### [PROBLEM DESCRIPTION]
Make an exact copy of the data below, leaving out every picture.
##########
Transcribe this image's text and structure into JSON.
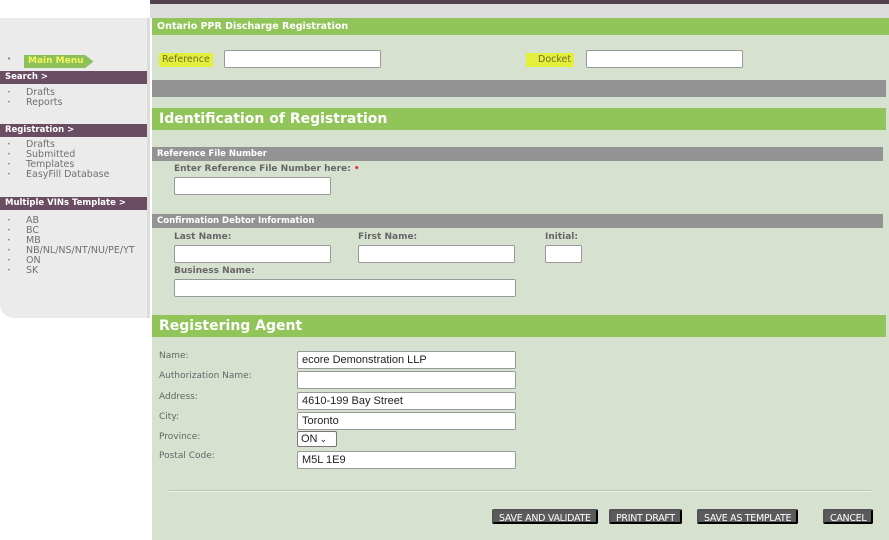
{
  "sidebar": {
    "main_menu": "Main Menu",
    "sections": [
      {
        "header": "Search >",
        "items": [
          "Drafts",
          "Reports"
        ]
      },
      {
        "header": "Registration >",
        "items": [
          "Drafts",
          "Submitted",
          "Templates",
          "EasyFill Database"
        ]
      },
      {
        "header": "Multiple VINs Template >",
        "items": [
          "AB",
          "BC",
          "MB",
          "NB/NL/NS/NT/NU/PE/YT",
          "ON",
          "SK"
        ]
      }
    ]
  },
  "header": {
    "title": "Ontario PPR Discharge Registration",
    "reference_label": "Reference",
    "reference_value": "",
    "docket_label": "Docket",
    "docket_value": ""
  },
  "identification": {
    "title": "Identification of Registration",
    "ref_file_header": "Reference File Number",
    "ref_file_label": "Enter Reference File Number here:",
    "required_marker": "•",
    "ref_file_value": "",
    "debtor_header": "Confirmation Debtor Information",
    "last_name_label": "Last Name:",
    "first_name_label": "First Name:",
    "initial_label": "Initial:",
    "business_name_label": "Business Name:",
    "last_name_value": "",
    "first_name_value": "",
    "initial_value": "",
    "business_name_value": ""
  },
  "agent": {
    "title": "Registering Agent",
    "fields": [
      {
        "label": "Name:",
        "value": "ecore Demonstration LLP"
      },
      {
        "label": "Authorization Name:",
        "value": ""
      },
      {
        "label": "Address:",
        "value": "4610-199 Bay Street"
      },
      {
        "label": "City:",
        "value": "Toronto"
      },
      {
        "label": "Province:",
        "value": "ON"
      },
      {
        "label": "Postal Code:",
        "value": "M5L 1E9"
      }
    ]
  },
  "actions": {
    "save_validate": "SAVE AND VALIDATE",
    "print_draft": "PRINT DRAFT",
    "save_template": "SAVE AS TEMPLATE",
    "cancel": "CANCEL"
  },
  "colors": {
    "green": "#91c459",
    "purple": "#6a4d63",
    "highlight": "#e4ef3b",
    "panel": "#d7e1cf"
  }
}
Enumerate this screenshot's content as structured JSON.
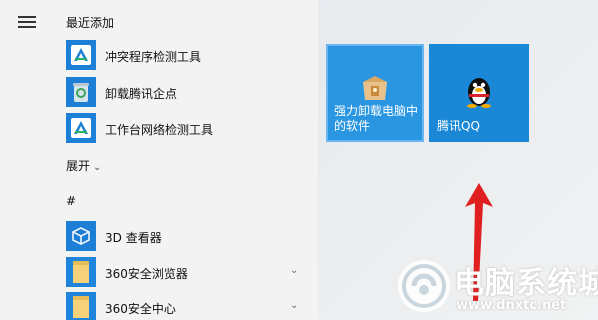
{
  "start_menu": {
    "hamburger_icon": "hamburger-menu-icon",
    "recent_header": "最近添加",
    "recent_items": [
      {
        "label": "冲突程序检测工具",
        "icon": "tool-a-icon"
      },
      {
        "label": "卸载腾讯企点",
        "icon": "recycle-bin-icon"
      },
      {
        "label": "工作台网络检测工具",
        "icon": "tool-a-icon"
      }
    ],
    "expand_label": "展开",
    "hash_header": "#",
    "apps": [
      {
        "label": "3D 查看器",
        "icon": "cube-icon"
      },
      {
        "label": "360安全浏览器",
        "icon": "folder-icon"
      },
      {
        "label": "360安全中心",
        "icon": "folder-icon"
      }
    ]
  },
  "tiles": [
    {
      "label": "强力卸载电脑中的软件",
      "icon": "uninstall-box-icon"
    },
    {
      "label": "腾讯QQ",
      "icon": "qq-penguin-icon"
    }
  ],
  "watermark": {
    "title": "电脑系统城",
    "url": "www.dnxtc.net"
  },
  "colors": {
    "tile_blue": "#1a88d6",
    "arrow_red": "#e02020"
  }
}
##########
### [COMPLETE ANSWER]
Transcribe this image's text and structure into JSON.
{
  "sidebar": {
    "main_menu": "Main Menu",
    "sections": [
      {
        "header": "Search >",
        "items": [
          "Drafts",
          "Reports"
        ]
      },
      {
        "header": "Registration >",
        "items": [
          "Drafts",
          "Submitted",
          "Templates",
          "EasyFill Database"
        ]
      },
      {
        "header": "Multiple VINs Template >",
        "items": [
          "AB",
          "BC",
          "MB",
          "NB/NL/NS/NT/NU/PE/YT",
          "ON",
          "SK"
        ]
      }
    ]
  },
  "header": {
    "title": "Ontario PPR Discharge Registration",
    "reference_label": "Reference",
    "reference_value": "",
    "docket_label": "Docket",
    "docket_value": ""
  },
  "identification": {
    "title": "Identification of Registration",
    "ref_file_header": "Reference File Number",
    "ref_file_label": "Enter Reference File Number here:",
    "required_marker": "•",
    "ref_file_value": "",
    "debtor_header": "Confirmation Debtor Information",
    "last_name_label": "Last Name:",
    "first_name_label": "First Name:",
    "initial_label": "Initial:",
    "business_name_label": "Business Name:",
    "last_name_value": "",
    "first_name_value": "",
    "initial_value": "",
    "business_name_value": ""
  },
  "agent": {
    "title": "Registering Agent",
    "fields": [
      {
        "label": "Name:",
        "value": "ecore Demonstration LLP"
      },
      {
        "label": "Authorization Name:",
        "value": ""
      },
      {
        "label": "Address:",
        "value": "4610-199 Bay Street"
      },
      {
        "label": "City:",
        "value": "Toronto"
      },
      {
        "label": "Province:",
        "value": "ON"
      },
      {
        "label": "Postal Code:",
        "value": "M5L 1E9"
      }
    ]
  },
  "actions": {
    "save_validate": "SAVE AND VALIDATE",
    "print_draft": "PRINT DRAFT",
    "save_template": "SAVE AS TEMPLATE",
    "cancel": "CANCEL"
  },
  "colors": {
    "green": "#91c459",
    "purple": "#6a4d63",
    "highlight": "#e4ef3b",
    "panel": "#d7e1cf"
  }
}
Enumerate this screenshot's content as structured JSON.
{
  "start_menu": {
    "hamburger_icon": "hamburger-menu-icon",
    "recent_header": "最近添加",
    "recent_items": [
      {
        "label": "冲突程序检测工具",
        "icon": "tool-a-icon"
      },
      {
        "label": "卸载腾讯企点",
        "icon": "recycle-bin-icon"
      },
      {
        "label": "工作台网络检测工具",
        "icon": "tool-a-icon"
      }
    ],
    "expand_label": "展开",
    "hash_header": "#",
    "apps": [
      {
        "label": "3D 查看器",
        "icon": "cube-icon"
      },
      {
        "label": "360安全浏览器",
        "icon": "folder-icon"
      },
      {
        "label": "360安全中心",
        "icon": "folder-icon"
      }
    ]
  },
  "tiles": [
    {
      "label": "强力卸载电脑中的软件",
      "icon": "uninstall-box-icon"
    },
    {
      "label": "腾讯QQ",
      "icon": "qq-penguin-icon"
    }
  ],
  "watermark": {
    "title": "电脑系统城",
    "url": "www.dnxtc.net"
  },
  "colors": {
    "tile_blue": "#1a88d6",
    "arrow_red": "#e02020"
  }
}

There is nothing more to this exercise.